*TASK DESCRIPTION*.
Every line of the material below must be repeated exactly.

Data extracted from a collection
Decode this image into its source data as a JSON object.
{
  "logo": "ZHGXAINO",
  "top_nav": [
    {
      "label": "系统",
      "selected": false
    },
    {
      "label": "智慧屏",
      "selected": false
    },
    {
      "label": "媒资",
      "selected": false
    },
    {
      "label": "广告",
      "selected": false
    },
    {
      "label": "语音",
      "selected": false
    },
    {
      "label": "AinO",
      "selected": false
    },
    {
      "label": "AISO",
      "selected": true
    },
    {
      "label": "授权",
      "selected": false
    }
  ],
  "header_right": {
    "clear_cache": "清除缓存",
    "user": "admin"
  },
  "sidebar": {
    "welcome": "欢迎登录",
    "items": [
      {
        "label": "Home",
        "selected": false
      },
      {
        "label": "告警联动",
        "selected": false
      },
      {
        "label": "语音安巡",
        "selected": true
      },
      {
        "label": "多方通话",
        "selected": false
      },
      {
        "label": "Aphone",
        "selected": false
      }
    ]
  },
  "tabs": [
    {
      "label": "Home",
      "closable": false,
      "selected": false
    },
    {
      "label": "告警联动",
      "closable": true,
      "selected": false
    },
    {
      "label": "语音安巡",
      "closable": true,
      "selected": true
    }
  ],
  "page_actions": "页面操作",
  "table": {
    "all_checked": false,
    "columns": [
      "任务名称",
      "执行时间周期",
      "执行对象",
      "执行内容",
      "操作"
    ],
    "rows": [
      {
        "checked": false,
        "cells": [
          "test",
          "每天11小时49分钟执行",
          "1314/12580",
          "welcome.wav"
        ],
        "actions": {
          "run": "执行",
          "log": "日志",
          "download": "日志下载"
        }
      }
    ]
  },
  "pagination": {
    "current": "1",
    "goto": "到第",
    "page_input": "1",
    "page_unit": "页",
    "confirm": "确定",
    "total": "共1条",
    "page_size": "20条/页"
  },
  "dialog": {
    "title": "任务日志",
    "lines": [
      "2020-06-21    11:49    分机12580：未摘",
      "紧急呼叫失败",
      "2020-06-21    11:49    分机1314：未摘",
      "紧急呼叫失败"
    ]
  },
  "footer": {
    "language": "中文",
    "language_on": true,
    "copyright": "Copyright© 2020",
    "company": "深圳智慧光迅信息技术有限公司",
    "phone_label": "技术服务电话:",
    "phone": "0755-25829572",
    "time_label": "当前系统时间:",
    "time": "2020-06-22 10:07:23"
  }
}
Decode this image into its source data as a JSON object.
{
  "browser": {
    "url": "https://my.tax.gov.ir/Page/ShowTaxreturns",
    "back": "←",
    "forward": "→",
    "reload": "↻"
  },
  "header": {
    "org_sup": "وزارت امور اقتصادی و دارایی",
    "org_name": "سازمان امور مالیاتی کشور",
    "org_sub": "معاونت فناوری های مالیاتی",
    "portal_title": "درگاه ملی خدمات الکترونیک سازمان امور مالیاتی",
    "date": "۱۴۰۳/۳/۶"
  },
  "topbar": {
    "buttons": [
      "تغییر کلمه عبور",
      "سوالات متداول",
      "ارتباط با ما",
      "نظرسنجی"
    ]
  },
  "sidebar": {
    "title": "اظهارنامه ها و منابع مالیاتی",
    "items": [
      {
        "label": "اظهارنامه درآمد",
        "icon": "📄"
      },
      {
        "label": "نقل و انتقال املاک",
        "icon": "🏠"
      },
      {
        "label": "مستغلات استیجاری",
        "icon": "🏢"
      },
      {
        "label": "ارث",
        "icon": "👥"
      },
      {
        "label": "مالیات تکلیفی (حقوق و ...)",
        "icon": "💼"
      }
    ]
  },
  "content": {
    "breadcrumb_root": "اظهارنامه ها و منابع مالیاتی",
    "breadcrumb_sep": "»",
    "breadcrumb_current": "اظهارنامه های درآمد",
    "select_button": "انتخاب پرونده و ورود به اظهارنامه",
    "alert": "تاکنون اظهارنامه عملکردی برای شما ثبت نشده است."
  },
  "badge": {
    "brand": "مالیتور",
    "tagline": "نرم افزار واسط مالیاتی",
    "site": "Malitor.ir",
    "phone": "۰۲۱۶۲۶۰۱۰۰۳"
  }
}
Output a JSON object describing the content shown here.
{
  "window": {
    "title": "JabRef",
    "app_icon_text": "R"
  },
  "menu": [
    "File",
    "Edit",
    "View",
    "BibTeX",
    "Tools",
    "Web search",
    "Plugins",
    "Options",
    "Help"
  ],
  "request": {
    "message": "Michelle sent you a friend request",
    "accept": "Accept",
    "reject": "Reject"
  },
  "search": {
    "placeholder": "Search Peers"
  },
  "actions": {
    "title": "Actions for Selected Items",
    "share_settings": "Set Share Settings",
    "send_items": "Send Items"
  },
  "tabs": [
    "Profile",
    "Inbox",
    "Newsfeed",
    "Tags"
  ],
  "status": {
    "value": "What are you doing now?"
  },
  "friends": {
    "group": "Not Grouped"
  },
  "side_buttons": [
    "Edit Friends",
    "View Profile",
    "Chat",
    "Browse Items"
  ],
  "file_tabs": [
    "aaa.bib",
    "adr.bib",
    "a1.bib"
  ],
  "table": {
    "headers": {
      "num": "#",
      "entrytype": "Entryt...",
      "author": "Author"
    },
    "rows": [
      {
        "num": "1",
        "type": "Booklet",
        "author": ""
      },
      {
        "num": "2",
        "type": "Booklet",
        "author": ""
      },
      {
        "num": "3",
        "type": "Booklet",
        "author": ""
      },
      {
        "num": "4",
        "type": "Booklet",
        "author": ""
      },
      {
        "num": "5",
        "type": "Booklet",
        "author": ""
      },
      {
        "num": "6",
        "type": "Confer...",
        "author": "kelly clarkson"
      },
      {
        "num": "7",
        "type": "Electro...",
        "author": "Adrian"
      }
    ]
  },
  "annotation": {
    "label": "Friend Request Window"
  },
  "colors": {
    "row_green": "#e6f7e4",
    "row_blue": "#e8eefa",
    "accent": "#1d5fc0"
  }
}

*SOLUTION TO THE PROBLEM*.
Decode this image into its source data as a JSON object.
{
  "logo": "ZHGXAINO",
  "top_nav": [
    {
      "label": "系统",
      "selected": false
    },
    {
      "label": "智慧屏",
      "selected": false
    },
    {
      "label": "媒资",
      "selected": false
    },
    {
      "label": "广告",
      "selected": false
    },
    {
      "label": "语音",
      "selected": false
    },
    {
      "label": "AinO",
      "selected": false
    },
    {
      "label": "AISO",
      "selected": true
    },
    {
      "label": "授权",
      "selected": false
    }
  ],
  "header_right": {
    "clear_cache": "清除缓存",
    "user": "admin"
  },
  "sidebar": {
    "welcome": "欢迎登录",
    "items": [
      {
        "label": "Home",
        "selected": false
      },
      {
        "label": "告警联动",
        "selected": false
      },
      {
        "label": "语音安巡",
        "selected": true
      },
      {
        "label": "多方通话",
        "selected": false
      },
      {
        "label": "Aphone",
        "selected": false
      }
    ]
  },
  "tabs": [
    {
      "label": "Home",
      "closable": false,
      "selected": false
    },
    {
      "label": "告警联动",
      "closable": true,
      "selected": false
    },
    {
      "label": "语音安巡",
      "closable": true,
      "selected": true
    }
  ],
  "page_actions": "页面操作",
  "table": {
    "all_checked": false,
    "columns": [
      "任务名称",
      "执行时间周期",
      "执行对象",
      "执行内容",
      "操作"
    ],
    "rows": [
      {
        "checked": false,
        "cells": [
          "test",
          "每天11小时49分钟执行",
          "1314/12580",
          "welcome.wav"
        ],
        "actions": {
          "run": "执行",
          "log": "日志",
          "download": "日志下载"
        }
      }
    ]
  },
  "pagination": {
    "current": "1",
    "goto": "到第",
    "page_input": "1",
    "page_unit": "页",
    "confirm": "确定",
    "total": "共1条",
    "page_size": "20条/页"
  },
  "dialog": {
    "title": "任务日志",
    "lines": [
      "2020-06-21    11:49    分机12580：未摘",
      "紧急呼叫失败",
      "2020-06-21    11:49    分机1314：未摘",
      "紧急呼叫失败"
    ]
  },
  "footer": {
    "language": "中文",
    "language_on": true,
    "copyright": "Copyright© 2020",
    "company": "深圳智慧光迅信息技术有限公司",
    "phone_label": "技术服务电话:",
    "phone": "0755-25829572",
    "time_label": "当前系统时间:",
    "time": "2020-06-22 10:07:23"
  }
}
Decode this image into its source data as a JSON object.
{
  "browser": {
    "url": "https://my.tax.gov.ir/Page/ShowTaxreturns",
    "back": "←",
    "forward": "→",
    "reload": "↻"
  },
  "header": {
    "org_sup": "وزارت امور اقتصادی و دارایی",
    "org_name": "سازمان امور مالیاتی کشور",
    "org_sub": "معاونت فناوری های مالیاتی",
    "portal_title": "درگاه ملی خدمات الکترونیک سازمان امور مالیاتی",
    "date": "۱۴۰۳/۳/۶"
  },
  "topbar": {
    "buttons": [
      "تغییر کلمه عبور",
      "سوالات متداول",
      "ارتباط با ما",
      "نظرسنجی"
    ]
  },
  "sidebar": {
    "title": "اظهارنامه ها و منابع مالیاتی",
    "items": [
      {
        "label": "اظهارنامه درآمد",
        "icon": "📄"
      },
      {
        "label": "نقل و انتقال املاک",
        "icon": "🏠"
      },
      {
        "label": "مستغلات استیجاری",
        "icon": "🏢"
      },
      {
        "label": "ارث",
        "icon": "👥"
      },
      {
        "label": "مالیات تکلیفی (حقوق و ...)",
        "icon": "💼"
      }
    ]
  },
  "content": {
    "breadcrumb_root": "اظهارنامه ها و منابع مالیاتی",
    "breadcrumb_sep": "»",
    "breadcrumb_current": "اظهارنامه های درآمد",
    "select_button": "انتخاب پرونده و ورود به اظهارنامه",
    "alert": "تاکنون اظهارنامه عملکردی برای شما ثبت نشده است."
  },
  "badge": {
    "brand": "مالیتور",
    "tagline": "نرم افزار واسط مالیاتی",
    "site": "Malitor.ir",
    "phone": "۰۲۱۶۲۶۰۱۰۰۳"
  }
}
Output a JSON object describing the content shown here.
{
  "window": {
    "title": "JabRef",
    "app_icon_text": "R"
  },
  "menu": [
    "File",
    "Edit",
    "View",
    "BibTeX",
    "Tools",
    "Web search",
    "Plugins",
    "Options",
    "Help"
  ],
  "request": {
    "message": "Michelle sent you a friend request",
    "accept": "Accept",
    "reject": "Reject"
  },
  "search": {
    "placeholder": "Search Peers"
  },
  "actions": {
    "title": "Actions for Selected Items",
    "share_settings": "Set Share Settings",
    "send_items": "Send Items"
  },
  "tabs": [
    "Profile",
    "Inbox",
    "Newsfeed",
    "Tags"
  ],
  "status": {
    "value": "What are you doing now?"
  },
  "friends": {
    "group": "Not Grouped"
  },
  "side_buttons": [
    "Edit Friends",
    "View Profile",
    "Chat",
    "Browse Items"
  ],
  "file_tabs": [
    "aaa.bib",
    "adr.bib",
    "a1.bib"
  ],
  "table": {
    "headers": {
      "num": "#",
      "entrytype": "Entryt...",
      "author": "Author"
    },
    "rows": [
      {
        "num": "1",
        "type": "Booklet",
        "author": ""
      },
      {
        "num": "2",
        "type": "Booklet",
        "author": ""
      },
      {
        "num": "3",
        "type": "Booklet",
        "author": ""
      },
      {
        "num": "4",
        "type": "Booklet",
        "author": ""
      },
      {
        "num": "5",
        "type": "Booklet",
        "author": ""
      },
      {
        "num": "6",
        "type": "Confer...",
        "author": "kelly clarkson"
      },
      {
        "num": "7",
        "type": "Electro...",
        "author": "Adrian"
      }
    ]
  },
  "annotation": {
    "label": "Friend Request Window"
  },
  "colors": {
    "row_green": "#e6f7e4",
    "row_blue": "#e8eefa",
    "accent": "#1d5fc0"
  }
}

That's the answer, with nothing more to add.